++++ DATA SHOWN ++++

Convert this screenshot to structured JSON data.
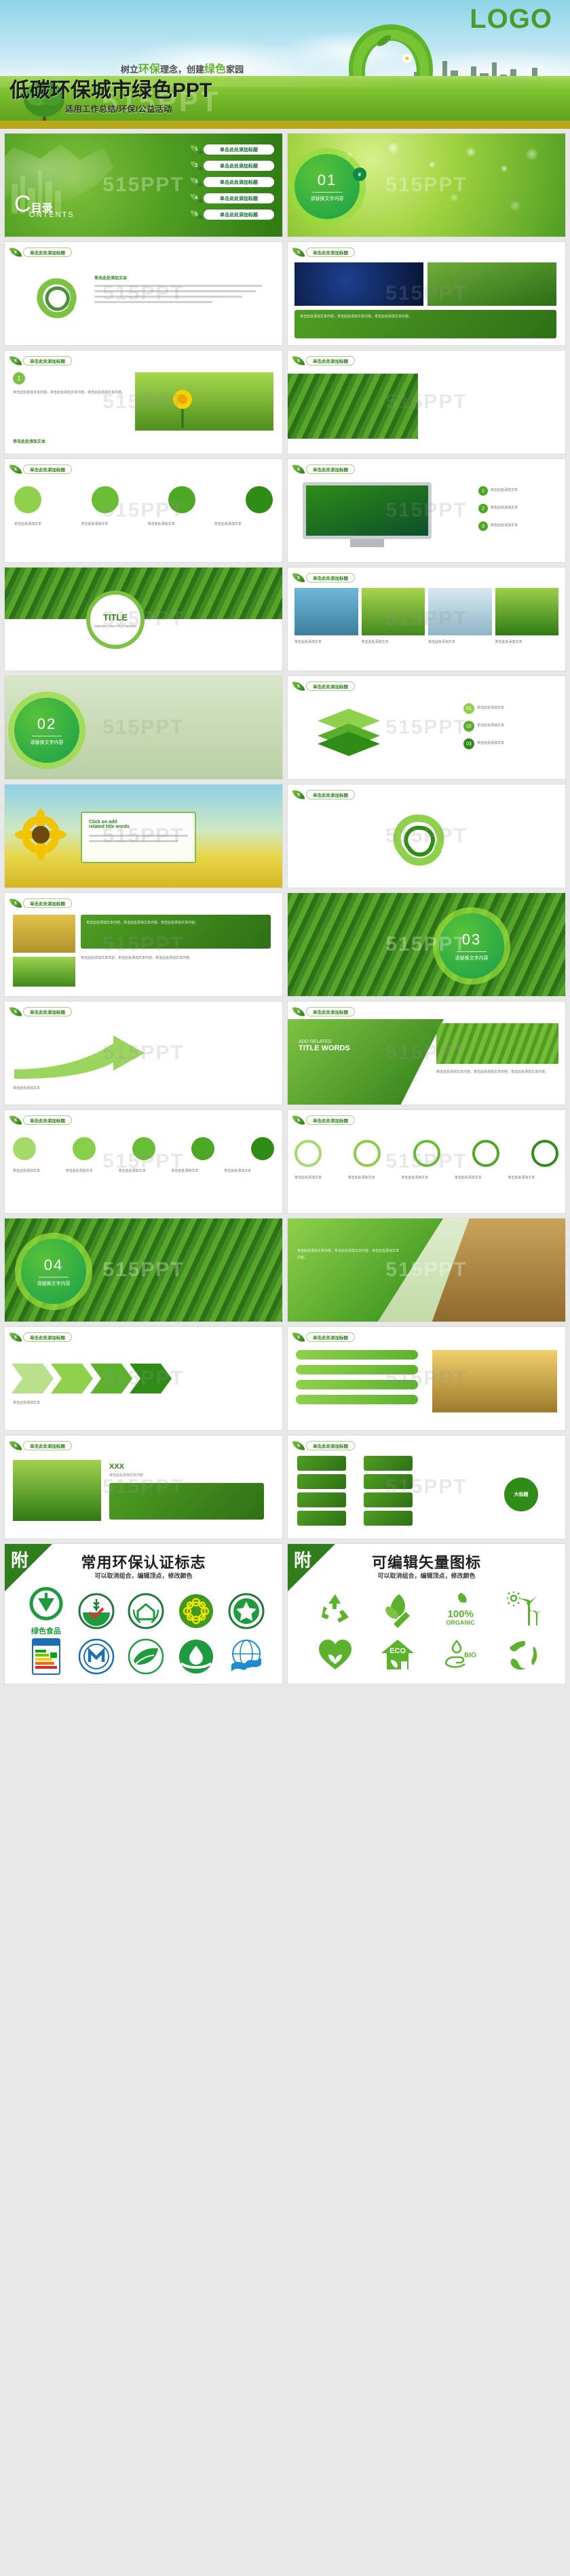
{
  "hero": {
    "logo": "LOGO",
    "tagline_parts": [
      "树立",
      "环保",
      "理念，创建",
      "绿色",
      "家园"
    ],
    "title": "低碳环保城市绿色PPT",
    "subtitle": "适用工作总结/环保/公益活动",
    "watermark": "515PPT"
  },
  "common": {
    "slide_title_placeholder": "单击此处添加标题",
    "section_caption": "请替换文字内容",
    "watermark": "515PPT",
    "body_placeholder": "单击此处添加文本内容，单击此处添加文本内容，单击此处添加文本内容。",
    "short_label": "单击此处添加文本"
  },
  "toc": {
    "letter": "C",
    "cn": "目录",
    "en": "ONTENTS",
    "items": [
      {
        "num": "1",
        "label": "单击此处添加标题"
      },
      {
        "num": "2",
        "label": "单击此处添加标题"
      },
      {
        "num": "3",
        "label": "单击此处添加标题"
      },
      {
        "num": "4",
        "label": "单击此处添加标题"
      },
      {
        "num": "5",
        "label": "单击此处添加标题"
      }
    ]
  },
  "sections": [
    {
      "num": "01",
      "caption": "请替换文字内容"
    },
    {
      "num": "02",
      "caption": "请替换文字内容"
    },
    {
      "num": "03",
      "caption": "请替换文字内容"
    },
    {
      "num": "04",
      "caption": "请替换文字内容"
    }
  ],
  "slides": {
    "s_recycle_title": "单击此处添加标题",
    "s_globe_title": "单击此处添加标题",
    "s_flower_title": "单击此处添加标题",
    "s_tea_title": "单击此处添加标题",
    "s_fourcircles_title": "单击此处添加标题",
    "s_monitor_title": "单击此处添加标题",
    "s_title_circle": "TITLE",
    "s_title_circle_sub": "ADD RELATED TITLE WORDS",
    "s_four_photos_title": "单击此处添加标题",
    "s_click_add": "Click on add",
    "s_related_title": "related title words",
    "s_arrow_title": "ADD RELATED",
    "s_arrow_sub": "TITLE WORDS",
    "s_center_label": "大标题",
    "s_xxx": "XXX",
    "s_xxx_sub": "单击此处添加文本内容"
  },
  "footers": [
    {
      "corner": "附",
      "title": "常用环保认证标志",
      "subtitle": "可以取消组合，编辑顶点，修改颜色",
      "marks": [
        {
          "name": "green-food-mark",
          "caption": "绿色食品"
        },
        {
          "name": "wheat-circle-mark",
          "caption": ""
        },
        {
          "name": "house-wreath-mark",
          "caption": ""
        },
        {
          "name": "flower-yellow-mark",
          "caption": ""
        },
        {
          "name": "star-shield-mark",
          "caption": ""
        },
        {
          "name": "energy-label-mark",
          "caption": ""
        },
        {
          "name": "m-circle-mark",
          "caption": ""
        },
        {
          "name": "leaf-hands-mark",
          "caption": ""
        },
        {
          "name": "water-drop-mark",
          "caption": ""
        },
        {
          "name": "globe-wave-mark",
          "caption": ""
        }
      ]
    },
    {
      "corner": "附",
      "title": "可编辑矢量图标",
      "subtitle": "可以取消组合，编辑顶点，修改颜色",
      "icons": [
        {
          "name": "recycle-icon",
          "label": ""
        },
        {
          "name": "leaf-pair-icon",
          "label": ""
        },
        {
          "name": "organic-icon",
          "label": "100%",
          "sub": "ORGANIC"
        },
        {
          "name": "windmill-icon",
          "label": ""
        },
        {
          "name": "heart-leaf-icon",
          "label": ""
        },
        {
          "name": "eco-house-icon",
          "label": "ECO"
        },
        {
          "name": "bio-hand-icon",
          "label": "BIO"
        },
        {
          "name": "earth-icon",
          "label": ""
        }
      ]
    }
  ]
}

++++

* _AIM OF THE EXERCISE_
Scan the listing above and copy all lines containing the word "house".

* _SOLUTION FOR THIS EXERCISE_
          "name": "house-wreath-mark",
          "name": "eco-house-icon",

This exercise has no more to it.